• **Task input**:
==================================================
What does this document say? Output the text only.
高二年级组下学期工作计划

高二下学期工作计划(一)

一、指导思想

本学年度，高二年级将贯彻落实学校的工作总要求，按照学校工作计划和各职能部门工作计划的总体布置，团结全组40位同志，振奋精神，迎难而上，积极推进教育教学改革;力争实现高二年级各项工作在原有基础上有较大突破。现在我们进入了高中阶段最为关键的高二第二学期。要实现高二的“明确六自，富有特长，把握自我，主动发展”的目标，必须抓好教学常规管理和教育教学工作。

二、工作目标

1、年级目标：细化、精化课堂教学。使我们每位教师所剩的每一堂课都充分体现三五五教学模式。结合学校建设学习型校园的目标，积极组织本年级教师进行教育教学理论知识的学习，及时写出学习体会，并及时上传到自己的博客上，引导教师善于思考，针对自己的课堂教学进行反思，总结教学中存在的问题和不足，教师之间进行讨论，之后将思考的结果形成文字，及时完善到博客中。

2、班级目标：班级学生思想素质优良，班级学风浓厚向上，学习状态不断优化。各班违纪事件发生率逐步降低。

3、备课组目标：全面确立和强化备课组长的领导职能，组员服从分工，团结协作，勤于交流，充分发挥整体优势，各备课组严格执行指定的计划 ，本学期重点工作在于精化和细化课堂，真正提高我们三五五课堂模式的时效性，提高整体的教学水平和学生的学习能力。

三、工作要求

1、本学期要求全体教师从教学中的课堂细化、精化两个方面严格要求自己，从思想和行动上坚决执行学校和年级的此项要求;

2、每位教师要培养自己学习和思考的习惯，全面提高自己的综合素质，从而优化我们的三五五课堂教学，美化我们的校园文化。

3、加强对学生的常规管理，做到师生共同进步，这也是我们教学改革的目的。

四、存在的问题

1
==================================================
• **Task to carry out**: Make an exact copy of all the data.

• **Completed exercise**:
What does this document say? Output the text only.
高二年级组下学期工作计划

高二下学期工作计划(一)

一、指导思想

本学年度，高二年级将贯彻落实学校的工作总要求，按照学校工作计划和各职能部门工作计划的总体布置，团结全组40位同志，振奋精神，迎难而上，积极推进教育教学改革;力争实现高二年级各项工作在原有基础上有较大突破。现在我们进入了高中阶段最为关键的高二第二学期。要实现高二的“明确六自，富有特长，把握自我，主动发展”的目标，必须抓好教学常规管理和教育教学工作。

二、工作目标

1、年级目标：细化、精化课堂教学。使我们每位教师所剩的每一堂课都充分体现三五五教学模式。结合学校建设学习型校园的目标，积极组织本年级教师进行教育教学理论知识的学习，及时写出学习体会，并及时上传到自己的博客上，引导教师善于思考，针对自己的课堂教学进行反思，总结教学中存在的问题和不足，教师之间进行讨论，之后将思考的结果形成文字，及时完善到博客中。

2、班级目标：班级学生思想素质优良，班级学风浓厚向上，学习状态不断优化。各班违纪事件发生率逐步降低。

3、备课组目标：全面确立和强化备课组长的领导职能，组员服从分工，团结协作，勤于交流，充分发挥整体优势，各备课组严格执行指定的计划 ，本学期重点工作在于精化和细化课堂，真正提高我们三五五课堂模式的时效性，提高整体的教学水平和学生的学习能力。

三、工作要求

1、本学期要求全体教师从教学中的课堂细化、精化两个方面严格要求自己，从思想和行动上坚决执行学校和年级的此项要求;

2、每位教师要培养自己学习和思考的习惯，全面提高自己的综合素质，从而优化我们的三五五课堂教学，美化我们的校园文化。

3、加强对学生的常规管理，做到师生共同进步，这也是我们教学改革的目的。

四、存在的问题

1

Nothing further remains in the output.